> **Problem to work on**: Tally every line of the material that includes "rieurs", then give the tally and nothing else.

> **Exercise materials**:
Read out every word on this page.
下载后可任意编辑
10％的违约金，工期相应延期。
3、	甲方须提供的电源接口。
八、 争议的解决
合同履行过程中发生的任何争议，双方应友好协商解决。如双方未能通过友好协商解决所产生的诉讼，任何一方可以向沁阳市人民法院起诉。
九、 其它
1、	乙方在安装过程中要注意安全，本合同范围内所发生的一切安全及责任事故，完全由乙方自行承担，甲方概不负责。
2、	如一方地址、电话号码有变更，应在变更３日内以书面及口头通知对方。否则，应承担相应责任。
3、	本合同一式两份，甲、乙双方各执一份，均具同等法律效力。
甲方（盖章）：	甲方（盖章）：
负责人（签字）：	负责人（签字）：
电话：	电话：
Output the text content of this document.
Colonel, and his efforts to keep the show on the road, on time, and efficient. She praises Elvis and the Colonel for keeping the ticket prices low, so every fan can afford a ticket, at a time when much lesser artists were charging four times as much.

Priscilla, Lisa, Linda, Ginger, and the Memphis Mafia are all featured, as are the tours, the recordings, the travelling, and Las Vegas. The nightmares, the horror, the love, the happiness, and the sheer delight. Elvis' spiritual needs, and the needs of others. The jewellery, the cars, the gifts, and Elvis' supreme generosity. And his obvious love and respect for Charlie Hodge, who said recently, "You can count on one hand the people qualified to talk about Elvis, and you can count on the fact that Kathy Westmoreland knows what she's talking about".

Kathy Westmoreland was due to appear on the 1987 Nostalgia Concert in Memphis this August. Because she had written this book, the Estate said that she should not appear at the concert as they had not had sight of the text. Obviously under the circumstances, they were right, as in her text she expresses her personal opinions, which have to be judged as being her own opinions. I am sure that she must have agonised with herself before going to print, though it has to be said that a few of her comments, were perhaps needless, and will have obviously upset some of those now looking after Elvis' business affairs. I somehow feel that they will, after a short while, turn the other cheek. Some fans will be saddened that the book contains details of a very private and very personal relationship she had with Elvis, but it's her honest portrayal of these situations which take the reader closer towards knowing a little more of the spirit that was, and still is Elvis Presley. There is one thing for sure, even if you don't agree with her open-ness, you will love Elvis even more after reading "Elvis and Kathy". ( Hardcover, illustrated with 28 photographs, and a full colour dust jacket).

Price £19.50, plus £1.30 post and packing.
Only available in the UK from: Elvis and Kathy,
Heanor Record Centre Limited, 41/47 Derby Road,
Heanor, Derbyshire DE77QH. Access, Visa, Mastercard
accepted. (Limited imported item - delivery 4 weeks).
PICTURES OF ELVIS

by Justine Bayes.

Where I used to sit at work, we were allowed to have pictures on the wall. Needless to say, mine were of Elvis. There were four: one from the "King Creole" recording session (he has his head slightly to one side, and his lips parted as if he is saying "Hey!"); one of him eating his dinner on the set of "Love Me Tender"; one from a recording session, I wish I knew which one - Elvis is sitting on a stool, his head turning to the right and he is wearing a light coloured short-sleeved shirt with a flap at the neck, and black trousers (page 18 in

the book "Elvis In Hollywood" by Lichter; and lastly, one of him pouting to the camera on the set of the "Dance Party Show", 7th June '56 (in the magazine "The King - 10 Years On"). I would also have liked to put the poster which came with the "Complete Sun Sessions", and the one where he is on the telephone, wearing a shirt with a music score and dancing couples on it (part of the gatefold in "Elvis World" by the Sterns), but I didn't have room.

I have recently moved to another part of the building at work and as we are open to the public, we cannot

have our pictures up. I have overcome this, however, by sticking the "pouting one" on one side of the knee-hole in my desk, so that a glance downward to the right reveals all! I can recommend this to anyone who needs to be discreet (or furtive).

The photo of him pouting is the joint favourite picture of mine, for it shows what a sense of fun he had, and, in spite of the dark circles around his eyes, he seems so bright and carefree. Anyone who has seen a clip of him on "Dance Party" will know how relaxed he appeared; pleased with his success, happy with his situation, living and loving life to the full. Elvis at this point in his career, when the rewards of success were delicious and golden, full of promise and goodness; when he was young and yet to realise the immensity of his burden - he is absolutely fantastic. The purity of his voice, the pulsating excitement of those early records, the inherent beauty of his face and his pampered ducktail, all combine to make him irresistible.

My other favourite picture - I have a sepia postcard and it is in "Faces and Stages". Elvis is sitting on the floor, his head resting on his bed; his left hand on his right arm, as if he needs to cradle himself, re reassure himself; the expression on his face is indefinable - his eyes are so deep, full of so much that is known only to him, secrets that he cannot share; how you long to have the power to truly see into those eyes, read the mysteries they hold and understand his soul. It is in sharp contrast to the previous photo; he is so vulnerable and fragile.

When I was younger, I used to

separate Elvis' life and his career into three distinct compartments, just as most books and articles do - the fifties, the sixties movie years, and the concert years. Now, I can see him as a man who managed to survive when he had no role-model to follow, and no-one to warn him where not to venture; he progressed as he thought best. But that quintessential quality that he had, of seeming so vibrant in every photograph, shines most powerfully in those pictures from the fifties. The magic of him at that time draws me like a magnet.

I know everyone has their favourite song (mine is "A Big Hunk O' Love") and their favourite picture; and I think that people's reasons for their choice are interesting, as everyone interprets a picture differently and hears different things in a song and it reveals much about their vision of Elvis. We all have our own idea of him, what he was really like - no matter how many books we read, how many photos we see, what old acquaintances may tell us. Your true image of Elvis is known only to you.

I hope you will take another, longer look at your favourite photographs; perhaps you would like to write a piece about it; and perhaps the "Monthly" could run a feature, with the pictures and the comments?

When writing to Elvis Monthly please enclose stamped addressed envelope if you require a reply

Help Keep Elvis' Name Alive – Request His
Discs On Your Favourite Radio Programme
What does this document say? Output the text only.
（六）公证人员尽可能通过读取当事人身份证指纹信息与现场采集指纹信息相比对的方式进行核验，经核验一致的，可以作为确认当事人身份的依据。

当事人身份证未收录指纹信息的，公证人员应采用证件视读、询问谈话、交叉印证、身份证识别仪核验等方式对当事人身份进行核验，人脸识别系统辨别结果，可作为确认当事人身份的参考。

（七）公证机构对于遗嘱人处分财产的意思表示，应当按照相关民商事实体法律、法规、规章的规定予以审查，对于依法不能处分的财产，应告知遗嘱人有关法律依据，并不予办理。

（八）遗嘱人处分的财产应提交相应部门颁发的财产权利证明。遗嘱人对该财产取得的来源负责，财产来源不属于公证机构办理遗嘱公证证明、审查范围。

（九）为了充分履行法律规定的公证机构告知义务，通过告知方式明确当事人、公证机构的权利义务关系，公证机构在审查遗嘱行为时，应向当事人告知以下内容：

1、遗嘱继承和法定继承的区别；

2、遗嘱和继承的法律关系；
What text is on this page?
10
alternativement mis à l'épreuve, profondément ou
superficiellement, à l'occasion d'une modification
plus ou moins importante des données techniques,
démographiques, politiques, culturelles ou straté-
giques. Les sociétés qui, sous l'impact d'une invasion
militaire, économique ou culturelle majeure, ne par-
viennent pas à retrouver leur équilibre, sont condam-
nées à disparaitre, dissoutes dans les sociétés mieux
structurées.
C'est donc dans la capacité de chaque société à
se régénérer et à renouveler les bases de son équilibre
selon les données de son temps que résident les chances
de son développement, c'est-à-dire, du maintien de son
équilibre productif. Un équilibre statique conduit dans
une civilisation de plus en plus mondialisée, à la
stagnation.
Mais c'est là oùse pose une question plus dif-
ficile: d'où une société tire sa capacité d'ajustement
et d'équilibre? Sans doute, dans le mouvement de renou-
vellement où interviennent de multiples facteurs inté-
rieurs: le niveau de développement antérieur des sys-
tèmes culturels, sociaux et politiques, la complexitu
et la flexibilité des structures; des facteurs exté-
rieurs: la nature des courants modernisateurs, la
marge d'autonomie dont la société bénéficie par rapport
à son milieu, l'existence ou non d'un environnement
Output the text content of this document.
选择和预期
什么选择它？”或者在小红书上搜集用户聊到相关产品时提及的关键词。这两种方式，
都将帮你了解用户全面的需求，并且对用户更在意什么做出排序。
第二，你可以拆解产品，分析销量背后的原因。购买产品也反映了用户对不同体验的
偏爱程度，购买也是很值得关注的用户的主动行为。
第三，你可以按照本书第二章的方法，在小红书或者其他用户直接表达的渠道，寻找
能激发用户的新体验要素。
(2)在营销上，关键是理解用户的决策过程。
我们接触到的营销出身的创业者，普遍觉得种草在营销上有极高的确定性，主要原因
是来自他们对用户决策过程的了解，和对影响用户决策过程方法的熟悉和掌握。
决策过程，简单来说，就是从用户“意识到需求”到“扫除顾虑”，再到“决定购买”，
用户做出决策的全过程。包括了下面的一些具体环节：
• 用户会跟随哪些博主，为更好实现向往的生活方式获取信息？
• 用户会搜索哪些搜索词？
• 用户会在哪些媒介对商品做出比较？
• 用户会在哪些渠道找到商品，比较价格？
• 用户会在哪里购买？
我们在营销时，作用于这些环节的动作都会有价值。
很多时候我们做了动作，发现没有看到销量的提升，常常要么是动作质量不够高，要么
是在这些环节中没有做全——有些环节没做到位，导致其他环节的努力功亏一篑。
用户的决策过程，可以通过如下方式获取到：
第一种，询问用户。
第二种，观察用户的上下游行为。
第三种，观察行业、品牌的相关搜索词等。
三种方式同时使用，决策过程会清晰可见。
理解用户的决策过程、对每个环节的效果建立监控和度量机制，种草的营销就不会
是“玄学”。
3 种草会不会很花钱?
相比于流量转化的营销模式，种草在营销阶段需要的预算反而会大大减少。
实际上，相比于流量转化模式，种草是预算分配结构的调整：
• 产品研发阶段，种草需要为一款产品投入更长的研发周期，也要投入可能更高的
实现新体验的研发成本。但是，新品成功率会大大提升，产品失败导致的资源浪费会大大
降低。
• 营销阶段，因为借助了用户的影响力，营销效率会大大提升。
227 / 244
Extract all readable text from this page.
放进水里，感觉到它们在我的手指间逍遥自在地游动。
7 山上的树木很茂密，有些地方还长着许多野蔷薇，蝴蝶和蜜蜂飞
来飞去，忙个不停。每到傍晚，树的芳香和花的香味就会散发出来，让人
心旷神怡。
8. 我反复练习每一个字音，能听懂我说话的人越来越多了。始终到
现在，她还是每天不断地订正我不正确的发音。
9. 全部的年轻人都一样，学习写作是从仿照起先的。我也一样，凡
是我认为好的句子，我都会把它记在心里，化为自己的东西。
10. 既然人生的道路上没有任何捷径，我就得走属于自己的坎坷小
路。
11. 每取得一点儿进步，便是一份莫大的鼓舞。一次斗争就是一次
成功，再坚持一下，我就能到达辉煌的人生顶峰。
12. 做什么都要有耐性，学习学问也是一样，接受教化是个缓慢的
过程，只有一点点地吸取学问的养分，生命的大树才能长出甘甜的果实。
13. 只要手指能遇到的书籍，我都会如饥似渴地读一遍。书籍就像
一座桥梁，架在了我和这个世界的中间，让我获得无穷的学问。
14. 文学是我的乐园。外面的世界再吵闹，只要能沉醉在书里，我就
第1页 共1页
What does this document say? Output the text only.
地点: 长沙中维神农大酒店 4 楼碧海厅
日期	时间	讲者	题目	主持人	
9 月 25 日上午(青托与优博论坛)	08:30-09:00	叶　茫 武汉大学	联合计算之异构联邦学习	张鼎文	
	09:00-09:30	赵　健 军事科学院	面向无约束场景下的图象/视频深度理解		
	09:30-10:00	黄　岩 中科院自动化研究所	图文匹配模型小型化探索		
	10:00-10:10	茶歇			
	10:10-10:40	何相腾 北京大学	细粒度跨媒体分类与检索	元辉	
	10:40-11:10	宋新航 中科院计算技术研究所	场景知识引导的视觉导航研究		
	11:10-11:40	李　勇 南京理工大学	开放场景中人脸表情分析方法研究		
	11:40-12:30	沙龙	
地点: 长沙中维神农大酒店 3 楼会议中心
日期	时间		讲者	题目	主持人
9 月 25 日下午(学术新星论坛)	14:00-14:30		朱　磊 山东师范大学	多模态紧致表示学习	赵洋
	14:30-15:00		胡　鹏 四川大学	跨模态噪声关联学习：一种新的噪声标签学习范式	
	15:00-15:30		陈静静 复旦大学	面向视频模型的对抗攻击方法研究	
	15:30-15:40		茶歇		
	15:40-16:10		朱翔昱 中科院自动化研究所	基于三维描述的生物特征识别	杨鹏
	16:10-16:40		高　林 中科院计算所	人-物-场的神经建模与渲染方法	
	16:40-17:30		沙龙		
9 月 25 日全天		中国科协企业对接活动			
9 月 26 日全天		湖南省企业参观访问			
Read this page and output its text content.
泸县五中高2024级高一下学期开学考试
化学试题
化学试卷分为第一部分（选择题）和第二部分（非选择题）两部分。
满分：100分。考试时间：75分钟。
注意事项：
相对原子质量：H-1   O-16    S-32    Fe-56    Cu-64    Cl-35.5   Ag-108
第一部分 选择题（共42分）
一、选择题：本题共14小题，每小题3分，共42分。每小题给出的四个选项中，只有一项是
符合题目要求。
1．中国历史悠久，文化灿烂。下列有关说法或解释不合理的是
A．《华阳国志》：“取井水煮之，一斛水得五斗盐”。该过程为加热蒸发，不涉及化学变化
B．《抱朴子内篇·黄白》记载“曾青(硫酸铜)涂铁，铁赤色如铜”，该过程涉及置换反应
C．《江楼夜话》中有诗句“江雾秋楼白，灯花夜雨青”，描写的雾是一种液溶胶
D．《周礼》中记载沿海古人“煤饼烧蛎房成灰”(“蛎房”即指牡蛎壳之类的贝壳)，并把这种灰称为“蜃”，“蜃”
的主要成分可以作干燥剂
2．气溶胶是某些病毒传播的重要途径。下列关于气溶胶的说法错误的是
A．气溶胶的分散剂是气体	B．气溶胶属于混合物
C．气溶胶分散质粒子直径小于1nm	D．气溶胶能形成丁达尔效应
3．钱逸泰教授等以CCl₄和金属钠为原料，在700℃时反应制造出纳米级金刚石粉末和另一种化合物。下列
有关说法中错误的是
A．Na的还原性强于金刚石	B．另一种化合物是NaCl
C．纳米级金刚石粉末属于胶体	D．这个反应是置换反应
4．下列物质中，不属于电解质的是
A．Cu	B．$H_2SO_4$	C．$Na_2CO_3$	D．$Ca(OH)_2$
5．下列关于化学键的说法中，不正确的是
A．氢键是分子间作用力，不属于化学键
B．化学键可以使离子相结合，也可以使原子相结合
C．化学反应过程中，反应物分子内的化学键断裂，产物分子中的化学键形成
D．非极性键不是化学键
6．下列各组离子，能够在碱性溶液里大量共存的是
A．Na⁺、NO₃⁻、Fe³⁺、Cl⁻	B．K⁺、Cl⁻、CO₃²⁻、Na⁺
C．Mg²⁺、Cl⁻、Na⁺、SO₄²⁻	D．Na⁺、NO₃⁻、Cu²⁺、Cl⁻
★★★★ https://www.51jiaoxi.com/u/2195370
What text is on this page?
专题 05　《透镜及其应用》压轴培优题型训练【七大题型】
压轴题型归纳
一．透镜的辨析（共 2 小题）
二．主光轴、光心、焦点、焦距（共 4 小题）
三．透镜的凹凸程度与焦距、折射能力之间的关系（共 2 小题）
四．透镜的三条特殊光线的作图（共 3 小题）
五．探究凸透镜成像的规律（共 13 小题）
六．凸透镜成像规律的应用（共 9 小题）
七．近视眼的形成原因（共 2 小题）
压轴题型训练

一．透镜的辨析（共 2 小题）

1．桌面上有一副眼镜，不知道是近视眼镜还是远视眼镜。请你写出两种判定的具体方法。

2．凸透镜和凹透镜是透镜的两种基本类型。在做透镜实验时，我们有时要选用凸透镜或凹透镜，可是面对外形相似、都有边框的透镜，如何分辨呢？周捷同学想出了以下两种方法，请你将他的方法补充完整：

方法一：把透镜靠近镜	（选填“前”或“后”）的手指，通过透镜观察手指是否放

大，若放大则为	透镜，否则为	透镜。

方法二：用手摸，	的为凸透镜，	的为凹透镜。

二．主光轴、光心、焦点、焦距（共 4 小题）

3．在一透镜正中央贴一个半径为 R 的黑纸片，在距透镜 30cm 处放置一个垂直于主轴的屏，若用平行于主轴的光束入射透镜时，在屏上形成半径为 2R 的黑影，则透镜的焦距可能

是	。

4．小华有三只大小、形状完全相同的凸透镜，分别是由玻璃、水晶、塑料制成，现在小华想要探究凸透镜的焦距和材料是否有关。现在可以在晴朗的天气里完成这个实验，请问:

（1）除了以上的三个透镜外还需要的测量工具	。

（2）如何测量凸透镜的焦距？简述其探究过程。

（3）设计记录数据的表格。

> **Solution for this task**: 2